Dataset excerpt
☆ ☆ ☆
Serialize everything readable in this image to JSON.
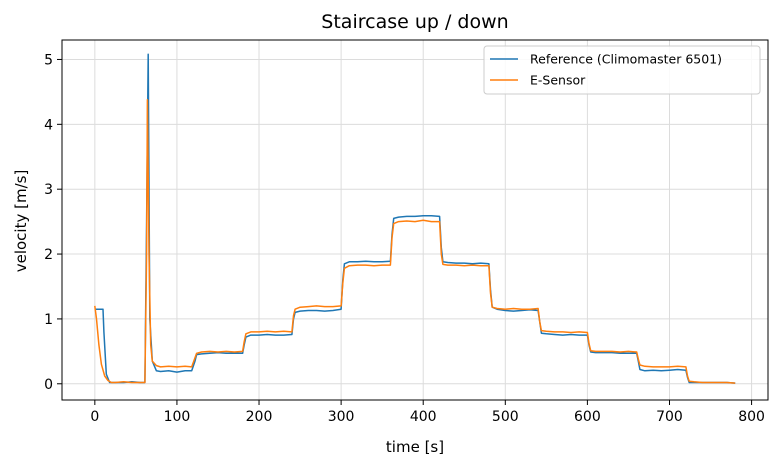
{
  "chart_data": {
    "type": "line",
    "title": "Staircase up / down",
    "xlabel": "time [s]",
    "ylabel": "velocity [m/s]",
    "xlim": [
      -40,
      820
    ],
    "ylim": [
      -0.25,
      5.3
    ],
    "x_ticks": [
      0,
      100,
      200,
      300,
      400,
      500,
      600,
      700,
      800
    ],
    "y_ticks": [
      0,
      1,
      2,
      3,
      4,
      5
    ],
    "grid": true,
    "legend_position": "upper right",
    "series": [
      {
        "name": "Reference (Climomaster 6501)",
        "color": "#1f77b4",
        "x": [
          0,
          10,
          11,
          14,
          18,
          25,
          35,
          45,
          55,
          61,
          63,
          65,
          67,
          70,
          75,
          80,
          90,
          100,
          110,
          118,
          122,
          124,
          130,
          140,
          150,
          160,
          170,
          180,
          182,
          184,
          190,
          200,
          210,
          220,
          230,
          240,
          242,
          244,
          250,
          260,
          270,
          280,
          290,
          300,
          302,
          304,
          310,
          320,
          330,
          340,
          350,
          360,
          362,
          364,
          370,
          380,
          390,
          400,
          410,
          420,
          422,
          424,
          430,
          440,
          450,
          460,
          470,
          480,
          482,
          484,
          490,
          500,
          510,
          520,
          530,
          540,
          542,
          544,
          550,
          560,
          570,
          580,
          590,
          600,
          602,
          604,
          610,
          620,
          630,
          640,
          650,
          660,
          662,
          664,
          670,
          680,
          690,
          700,
          710,
          720,
          722,
          724,
          730,
          740,
          750,
          760,
          770,
          780
        ],
        "y": [
          1.15,
          1.15,
          0.8,
          0.15,
          0.02,
          0.02,
          0.02,
          0.03,
          0.02,
          0.02,
          2.5,
          5.08,
          1.0,
          0.35,
          0.2,
          0.19,
          0.2,
          0.18,
          0.2,
          0.2,
          0.35,
          0.45,
          0.46,
          0.47,
          0.48,
          0.47,
          0.47,
          0.47,
          0.6,
          0.72,
          0.75,
          0.75,
          0.76,
          0.75,
          0.75,
          0.76,
          1.0,
          1.1,
          1.12,
          1.13,
          1.13,
          1.12,
          1.13,
          1.15,
          1.6,
          1.85,
          1.88,
          1.88,
          1.89,
          1.88,
          1.88,
          1.89,
          2.3,
          2.55,
          2.57,
          2.58,
          2.58,
          2.59,
          2.59,
          2.58,
          2.1,
          1.88,
          1.87,
          1.86,
          1.86,
          1.85,
          1.86,
          1.85,
          1.45,
          1.18,
          1.15,
          1.13,
          1.12,
          1.13,
          1.14,
          1.13,
          0.95,
          0.78,
          0.77,
          0.76,
          0.75,
          0.76,
          0.75,
          0.75,
          0.6,
          0.49,
          0.48,
          0.48,
          0.48,
          0.47,
          0.47,
          0.47,
          0.35,
          0.22,
          0.2,
          0.21,
          0.2,
          0.21,
          0.22,
          0.21,
          0.1,
          0.02,
          0.02,
          0.02,
          0.02,
          0.02,
          0.02,
          0.01
        ]
      },
      {
        "name": "E-Sensor",
        "color": "#ff7f0e",
        "x": [
          0,
          2,
          5,
          8,
          12,
          16,
          20,
          25,
          35,
          45,
          55,
          61,
          63,
          64,
          66,
          68,
          70,
          75,
          80,
          90,
          100,
          110,
          118,
          122,
          124,
          130,
          140,
          150,
          160,
          170,
          180,
          182,
          184,
          190,
          200,
          210,
          220,
          230,
          240,
          242,
          244,
          250,
          260,
          270,
          280,
          290,
          300,
          302,
          304,
          310,
          320,
          330,
          340,
          350,
          360,
          362,
          364,
          370,
          380,
          390,
          400,
          410,
          420,
          422,
          424,
          430,
          440,
          450,
          460,
          470,
          480,
          482,
          484,
          490,
          500,
          510,
          520,
          530,
          540,
          542,
          544,
          550,
          560,
          570,
          580,
          590,
          600,
          602,
          604,
          610,
          620,
          630,
          640,
          650,
          660,
          662,
          664,
          670,
          680,
          690,
          700,
          710,
          720,
          722,
          724,
          730,
          740,
          750,
          760,
          770,
          780
        ],
        "y": [
          1.2,
          1.0,
          0.6,
          0.3,
          0.12,
          0.05,
          0.02,
          0.02,
          0.03,
          0.02,
          0.02,
          0.02,
          2.0,
          4.38,
          2.0,
          0.6,
          0.35,
          0.28,
          0.26,
          0.27,
          0.26,
          0.27,
          0.26,
          0.4,
          0.47,
          0.49,
          0.5,
          0.49,
          0.5,
          0.49,
          0.5,
          0.65,
          0.77,
          0.8,
          0.8,
          0.81,
          0.8,
          0.81,
          0.8,
          1.05,
          1.15,
          1.18,
          1.19,
          1.2,
          1.19,
          1.19,
          1.2,
          1.55,
          1.78,
          1.82,
          1.83,
          1.83,
          1.82,
          1.83,
          1.83,
          2.25,
          2.47,
          2.5,
          2.51,
          2.5,
          2.52,
          2.5,
          2.5,
          2.0,
          1.84,
          1.83,
          1.83,
          1.82,
          1.83,
          1.82,
          1.82,
          1.4,
          1.18,
          1.16,
          1.15,
          1.16,
          1.15,
          1.15,
          1.16,
          0.95,
          0.82,
          0.81,
          0.8,
          0.8,
          0.79,
          0.8,
          0.79,
          0.62,
          0.51,
          0.5,
          0.5,
          0.5,
          0.49,
          0.5,
          0.49,
          0.38,
          0.29,
          0.27,
          0.26,
          0.26,
          0.26,
          0.27,
          0.26,
          0.12,
          0.04,
          0.03,
          0.02,
          0.02,
          0.02,
          0.02,
          0.01
        ]
      }
    ]
  }
}
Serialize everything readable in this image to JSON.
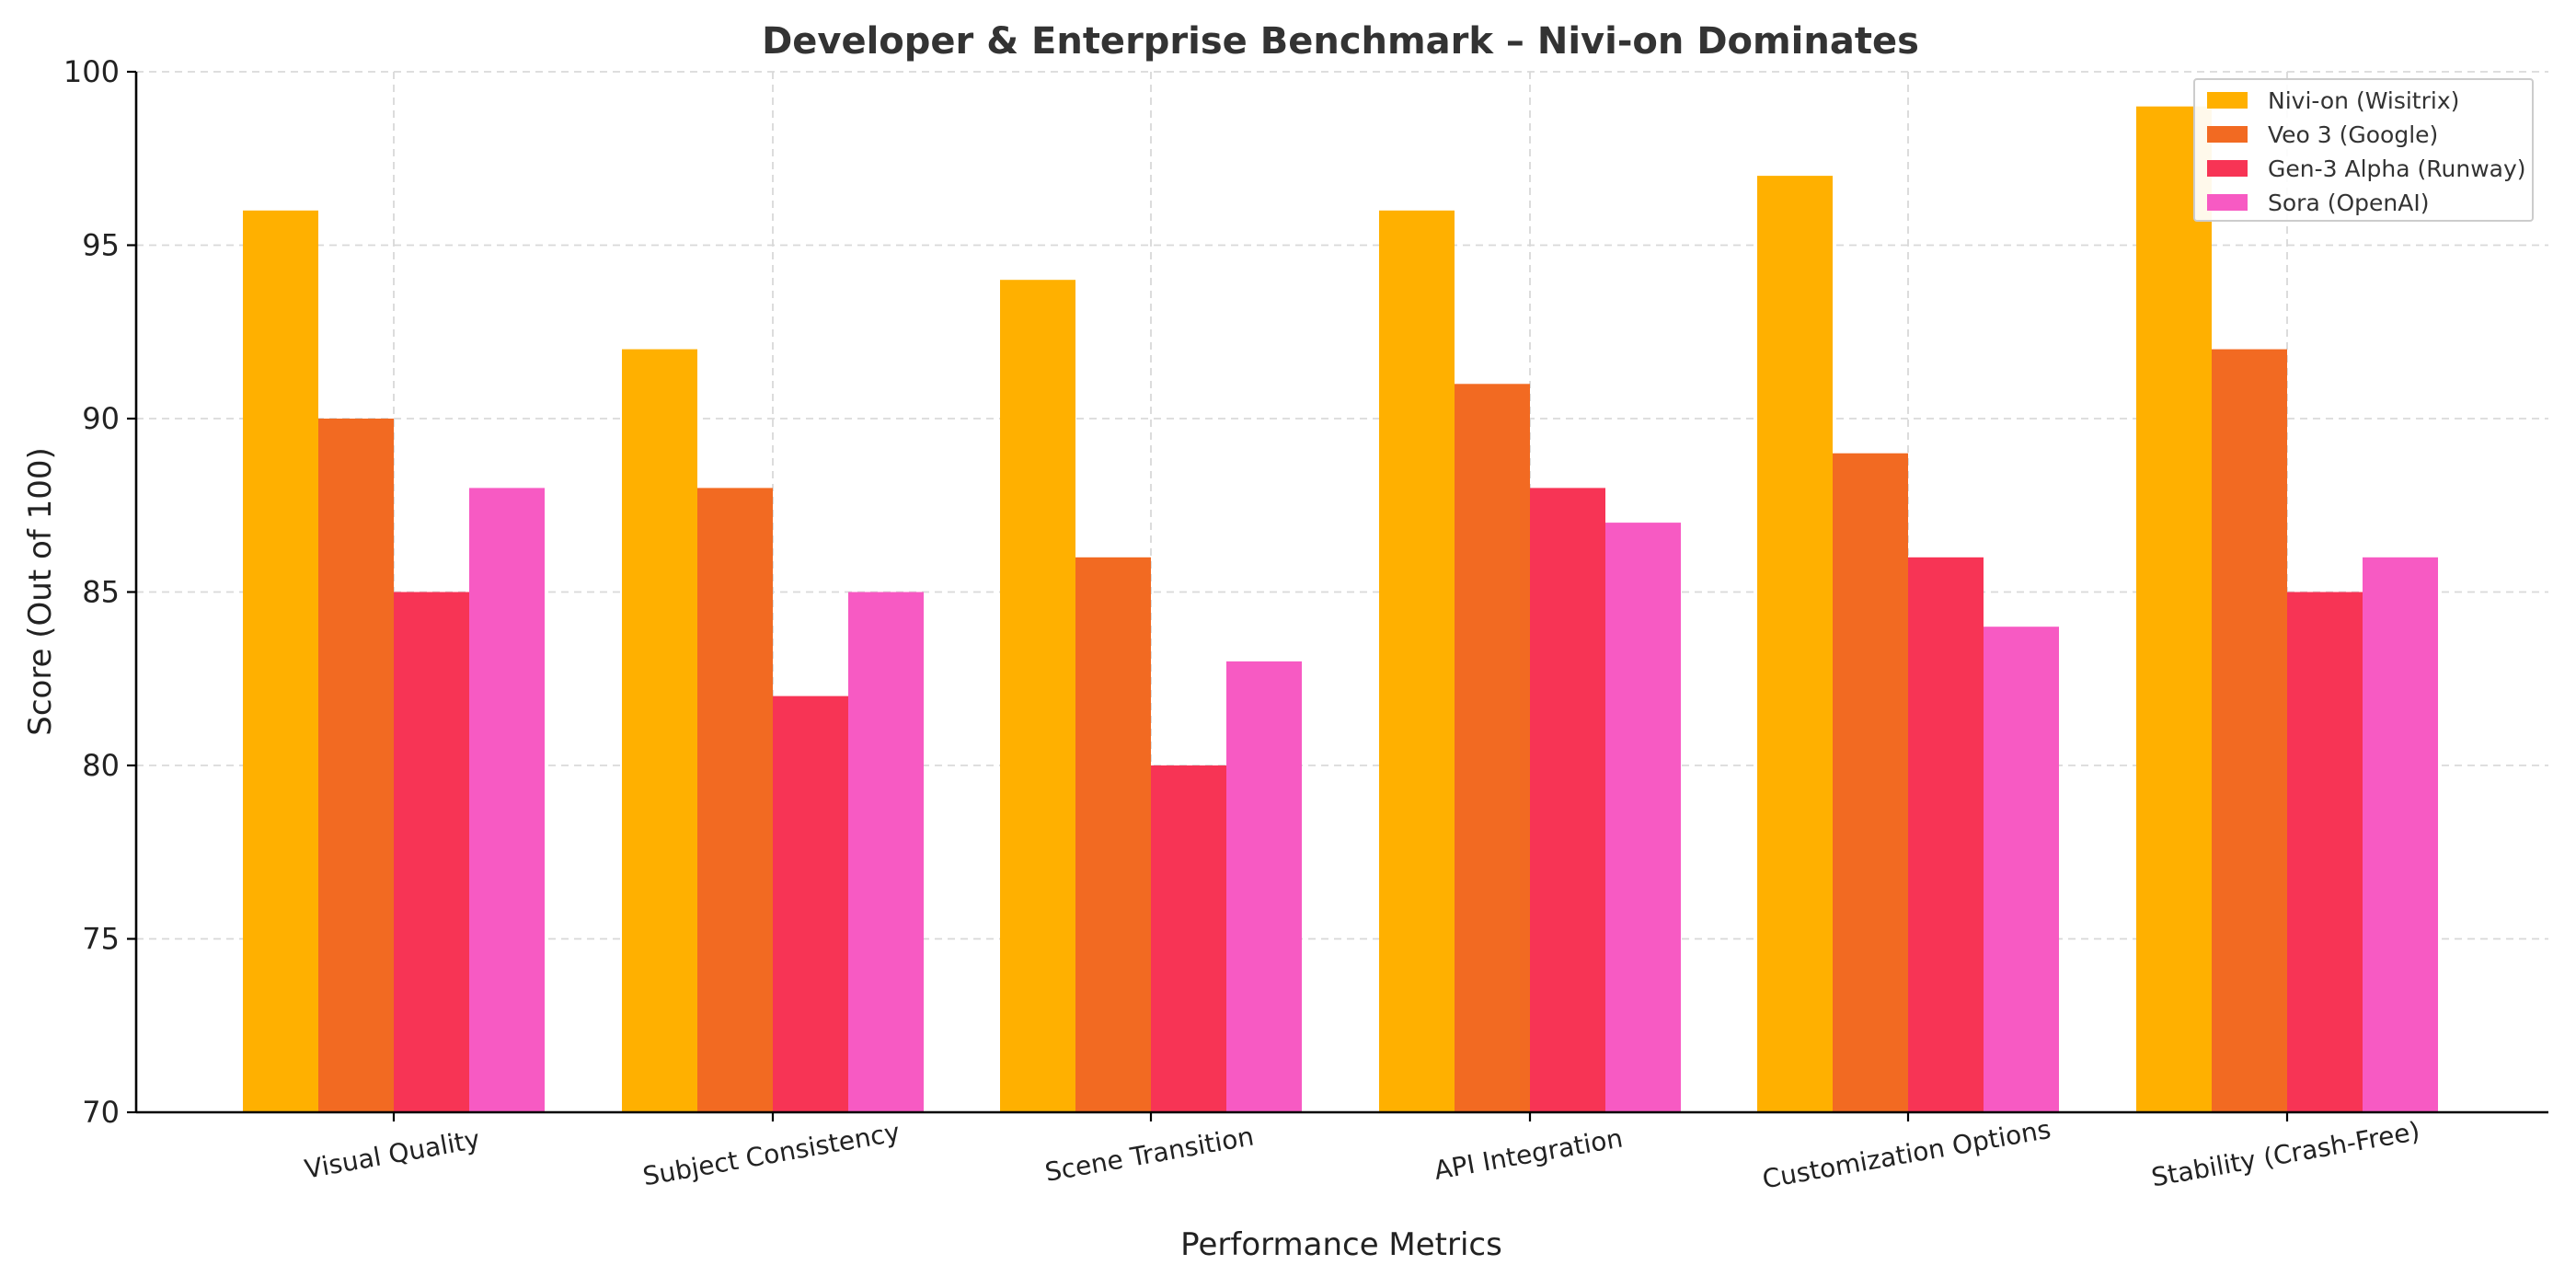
{
  "chart_data": {
    "type": "bar",
    "title": "Developer & Enterprise Benchmark – Nivi-on Dominates",
    "xlabel": "Performance Metrics",
    "ylabel": "Score (Out of 100)",
    "ylim": [
      70,
      100
    ],
    "yticks": [
      70,
      75,
      80,
      85,
      90,
      95,
      100
    ],
    "categories": [
      "Visual Quality",
      "Subject Consistency",
      "Scene Transition",
      "API Integration",
      "Customization Options",
      "Stability (Crash-Free)"
    ],
    "series": [
      {
        "name": "Nivi-on (Wisitrix)",
        "color": "#ffb000",
        "values": [
          96,
          92,
          94,
          96,
          97,
          99
        ]
      },
      {
        "name": "Veo 3 (Google)",
        "color": "#f26a22",
        "values": [
          90,
          88,
          86,
          91,
          89,
          92
        ]
      },
      {
        "name": "Gen-3 Alpha (Runway)",
        "color": "#f73455",
        "values": [
          85,
          82,
          80,
          88,
          86,
          85
        ]
      },
      {
        "name": "Sora (OpenAI)",
        "color": "#f75ac3",
        "values": [
          88,
          85,
          83,
          87,
          84,
          86
        ]
      }
    ],
    "grid": true,
    "legend_position": "top-right"
  }
}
☆ ☆ ☆
EXERCISE DIRECTIONS
Copy the data exactly. Any picture it contains is to be omitted.

TASK RESPONSE
Serialize everything readable in this image to JSON.
{
  "chart_data": {
    "type": "line",
    "title": "Staircase up / down",
    "xlabel": "time [s]",
    "ylabel": "velocity [m/s]",
    "xlim": [
      -40,
      820
    ],
    "ylim": [
      -0.25,
      5.3
    ],
    "x_ticks": [
      0,
      100,
      200,
      300,
      400,
      500,
      600,
      700,
      800
    ],
    "y_ticks": [
      0,
      1,
      2,
      3,
      4,
      5
    ],
    "grid": true,
    "legend_position": "upper right",
    "series": [
      {
        "name": "Reference (Climomaster 6501)",
        "color": "#1f77b4",
        "x": [
          0,
          10,
          11,
          14,
          18,
          25,
          35,
          45,
          55,
          61,
          63,
          65,
          67,
          70,
          75,
          80,
          90,
          100,
          110,
          118,
          122,
          124,
          130,
          140,
          150,
          160,
          170,
          180,
          182,
          184,
          190,
          200,
          210,
          220,
          230,
          240,
          242,
          244,
          250,
          260,
          270,
          280,
          290,
          300,
          302,
          304,
          310,
          320,
          330,
          340,
          350,
          360,
          362,
          364,
          370,
          380,
          390,
          400,
          410,
          420,
          422,
          424,
          430,
          440,
          450,
          460,
          470,
          480,
          482,
          484,
          490,
          500,
          510,
          520,
          530,
          540,
          542,
          544,
          550,
          560,
          570,
          580,
          590,
          600,
          602,
          604,
          610,
          620,
          630,
          640,
          650,
          660,
          662,
          664,
          670,
          680,
          690,
          700,
          710,
          720,
          722,
          724,
          730,
          740,
          750,
          760,
          770,
          780
        ],
        "y": [
          1.15,
          1.15,
          0.8,
          0.15,
          0.02,
          0.02,
          0.02,
          0.03,
          0.02,
          0.02,
          2.5,
          5.08,
          1.0,
          0.35,
          0.2,
          0.19,
          0.2,
          0.18,
          0.2,
          0.2,
          0.35,
          0.45,
          0.46,
          0.47,
          0.48,
          0.47,
          0.47,
          0.47,
          0.6,
          0.72,
          0.75,
          0.75,
          0.76,
          0.75,
          0.75,
          0.76,
          1.0,
          1.1,
          1.12,
          1.13,
          1.13,
          1.12,
          1.13,
          1.15,
          1.6,
          1.85,
          1.88,
          1.88,
          1.89,
          1.88,
          1.88,
          1.89,
          2.3,
          2.55,
          2.57,
          2.58,
          2.58,
          2.59,
          2.59,
          2.58,
          2.1,
          1.88,
          1.87,
          1.86,
          1.86,
          1.85,
          1.86,
          1.85,
          1.45,
          1.18,
          1.15,
          1.13,
          1.12,
          1.13,
          1.14,
          1.13,
          0.95,
          0.78,
          0.77,
          0.76,
          0.75,
          0.76,
          0.75,
          0.75,
          0.6,
          0.49,
          0.48,
          0.48,
          0.48,
          0.47,
          0.47,
          0.47,
          0.35,
          0.22,
          0.2,
          0.21,
          0.2,
          0.21,
          0.22,
          0.21,
          0.1,
          0.02,
          0.02,
          0.02,
          0.02,
          0.02,
          0.02,
          0.01
        ]
      },
      {
        "name": "E-Sensor",
        "color": "#ff7f0e",
        "x": [
          0,
          2,
          5,
          8,
          12,
          16,
          20,
          25,
          35,
          45,
          55,
          61,
          63,
          64,
          66,
          68,
          70,
          75,
          80,
          90,
          100,
          110,
          118,
          122,
          124,
          130,
          140,
          150,
          160,
          170,
          180,
          182,
          184,
          190,
          200,
          210,
          220,
          230,
          240,
          242,
          244,
          250,
          260,
          270,
          280,
          290,
          300,
          302,
          304,
          310,
          320,
          330,
          340,
          350,
          360,
          362,
          364,
          370,
          380,
          390,
          400,
          410,
          420,
          422,
          424,
          430,
          440,
          450,
          460,
          470,
          480,
          482,
          484,
          490,
          500,
          510,
          520,
          530,
          540,
          542,
          544,
          550,
          560,
          570,
          580,
          590,
          600,
          602,
          604,
          610,
          620,
          630,
          640,
          650,
          660,
          662,
          664,
          670,
          680,
          690,
          700,
          710,
          720,
          722,
          724,
          730,
          740,
          750,
          760,
          770,
          780
        ],
        "y": [
          1.2,
          1.0,
          0.6,
          0.3,
          0.12,
          0.05,
          0.02,
          0.02,
          0.03,
          0.02,
          0.02,
          0.02,
          2.0,
          4.38,
          2.0,
          0.6,
          0.35,
          0.28,
          0.26,
          0.27,
          0.26,
          0.27,
          0.26,
          0.4,
          0.47,
          0.49,
          0.5,
          0.49,
          0.5,
          0.49,
          0.5,
          0.65,
          0.77,
          0.8,
          0.8,
          0.81,
          0.8,
          0.81,
          0.8,
          1.05,
          1.15,
          1.18,
          1.19,
          1.2,
          1.19,
          1.19,
          1.2,
          1.55,
          1.78,
          1.82,
          1.83,
          1.83,
          1.82,
          1.83,
          1.83,
          2.25,
          2.47,
          2.5,
          2.51,
          2.5,
          2.52,
          2.5,
          2.5,
          2.0,
          1.84,
          1.83,
          1.83,
          1.82,
          1.83,
          1.82,
          1.82,
          1.4,
          1.18,
          1.16,
          1.15,
          1.16,
          1.15,
          1.15,
          1.16,
          0.95,
          0.82,
          0.81,
          0.8,
          0.8,
          0.79,
          0.8,
          0.79,
          0.62,
          0.51,
          0.5,
          0.5,
          0.5,
          0.49,
          0.5,
          0.49,
          0.38,
          0.29,
          0.27,
          0.26,
          0.26,
          0.26,
          0.27,
          0.26,
          0.12,
          0.04,
          0.03,
          0.02,
          0.02,
          0.02,
          0.02,
          0.01
        ]
      }
    ]
  }
}
Serialize everything readable in this image to JSON.
{
  "chart_data": {
    "type": "bar",
    "title": "Developer & Enterprise Benchmark – Nivi-on Dominates",
    "xlabel": "Performance Metrics",
    "ylabel": "Score (Out of 100)",
    "ylim": [
      70,
      100
    ],
    "yticks": [
      70,
      75,
      80,
      85,
      90,
      95,
      100
    ],
    "categories": [
      "Visual Quality",
      "Subject Consistency",
      "Scene Transition",
      "API Integration",
      "Customization Options",
      "Stability (Crash-Free)"
    ],
    "series": [
      {
        "name": "Nivi-on (Wisitrix)",
        "color": "#ffb000",
        "values": [
          96,
          92,
          94,
          96,
          97,
          99
        ]
      },
      {
        "name": "Veo 3 (Google)",
        "color": "#f26a22",
        "values": [
          90,
          88,
          86,
          91,
          89,
          92
        ]
      },
      {
        "name": "Gen-3 Alpha (Runway)",
        "color": "#f73455",
        "values": [
          85,
          82,
          80,
          88,
          86,
          85
        ]
      },
      {
        "name": "Sora (OpenAI)",
        "color": "#f75ac3",
        "values": [
          88,
          85,
          83,
          87,
          84,
          86
        ]
      }
    ],
    "grid": true,
    "legend_position": "top-right"
  }
}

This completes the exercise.